- _EXERCISE DETAILS_
Would you extract the whole listing below and retype it exactly?

- _SUPPLIED MATERIAL_
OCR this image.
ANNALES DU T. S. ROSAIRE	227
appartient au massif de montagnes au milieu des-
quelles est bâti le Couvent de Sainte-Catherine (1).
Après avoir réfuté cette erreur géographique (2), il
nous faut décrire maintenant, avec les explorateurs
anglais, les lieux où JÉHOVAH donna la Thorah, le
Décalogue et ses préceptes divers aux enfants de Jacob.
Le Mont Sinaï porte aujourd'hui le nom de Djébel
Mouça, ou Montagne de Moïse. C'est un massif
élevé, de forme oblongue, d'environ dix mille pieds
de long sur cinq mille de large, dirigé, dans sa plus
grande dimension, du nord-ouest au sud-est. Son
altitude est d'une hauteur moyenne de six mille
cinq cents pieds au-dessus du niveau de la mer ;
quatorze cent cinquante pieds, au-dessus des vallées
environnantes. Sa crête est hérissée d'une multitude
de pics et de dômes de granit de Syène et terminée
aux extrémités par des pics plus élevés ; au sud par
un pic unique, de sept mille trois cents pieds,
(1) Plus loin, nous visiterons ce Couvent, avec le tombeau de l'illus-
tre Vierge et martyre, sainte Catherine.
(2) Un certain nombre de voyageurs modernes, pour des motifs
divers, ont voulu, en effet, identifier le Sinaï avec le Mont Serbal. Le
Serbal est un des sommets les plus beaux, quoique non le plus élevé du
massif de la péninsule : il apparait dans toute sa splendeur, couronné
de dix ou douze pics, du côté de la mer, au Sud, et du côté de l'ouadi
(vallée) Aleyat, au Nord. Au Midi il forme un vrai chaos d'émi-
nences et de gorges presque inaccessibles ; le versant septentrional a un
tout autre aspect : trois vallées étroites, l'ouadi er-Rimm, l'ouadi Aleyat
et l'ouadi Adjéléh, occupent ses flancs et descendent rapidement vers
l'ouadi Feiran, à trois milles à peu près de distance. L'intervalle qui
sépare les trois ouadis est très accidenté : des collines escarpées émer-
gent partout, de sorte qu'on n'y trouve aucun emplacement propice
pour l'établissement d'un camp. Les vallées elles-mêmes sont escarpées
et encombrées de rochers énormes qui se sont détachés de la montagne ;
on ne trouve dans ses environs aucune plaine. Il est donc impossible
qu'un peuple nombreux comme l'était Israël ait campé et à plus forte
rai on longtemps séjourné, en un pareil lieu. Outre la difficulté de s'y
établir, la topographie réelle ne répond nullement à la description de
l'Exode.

- _SOLUTION_
OCR this image.
ANNALES DU T. S. ROSAIRE	227
appartient au massif de montagnes au milieu des-
quelles est bâti le Couvent de Sainte-Catherine (1).
Après avoir réfuté cette erreur géographique (2), il
nous faut décrire maintenant, avec les explorateurs
anglais, les lieux où JÉHOVAH donna la Thorah, le
Décalogue et ses préceptes divers aux enfants de Jacob.
Le Mont Sinaï porte aujourd'hui le nom de Djébel
Mouça, ou Montagne de Moïse. C'est un massif
élevé, de forme oblongue, d'environ dix mille pieds
de long sur cinq mille de large, dirigé, dans sa plus
grande dimension, du nord-ouest au sud-est. Son
altitude est d'une hauteur moyenne de six mille
cinq cents pieds au-dessus du niveau de la mer ;
quatorze cent cinquante pieds, au-dessus des vallées
environnantes. Sa crête est hérissée d'une multitude
de pics et de dômes de granit de Syène et terminée
aux extrémités par des pics plus élevés ; au sud par
un pic unique, de sept mille trois cents pieds,
(1) Plus loin, nous visiterons ce Couvent, avec le tombeau de l'illus-
tre Vierge et martyre, sainte Catherine.
(2) Un certain nombre de voyageurs modernes, pour des motifs
divers, ont voulu, en effet, identifier le Sinaï avec le Mont Serbal. Le
Serbal est un des sommets les plus beaux, quoique non le plus élevé du
massif de la péninsule : il apparait dans toute sa splendeur, couronné
de dix ou douze pics, du côté de la mer, au Sud, et du côté de l'ouadi
(vallée) Aleyat, au Nord. Au Midi il forme un vrai chaos d'émi-
nences et de gorges presque inaccessibles ; le versant septentrional a un
tout autre aspect : trois vallées étroites, l'ouadi er-Rimm, l'ouadi Aleyat
et l'ouadi Adjéléh, occupent ses flancs et descendent rapidement vers
l'ouadi Feiran, à trois milles à peu près de distance. L'intervalle qui
sépare les trois ouadis est très accidenté : des collines escarpées émer-
gent partout, de sorte qu'on n'y trouve aucun emplacement propice
pour l'établissement d'un camp. Les vallées elles-mêmes sont escarpées
et encombrées de rochers énormes qui se sont détachés de la montagne ;
on ne trouve dans ses environs aucune plaine. Il est donc impossible
qu'un peuple nombreux comme l'était Israël ait campé et à plus forte
rai on longtemps séjourné, en un pareil lieu. Outre la difficulté de s'y
établir, la topographie réelle ne répond nullement à la description de
l'Exode.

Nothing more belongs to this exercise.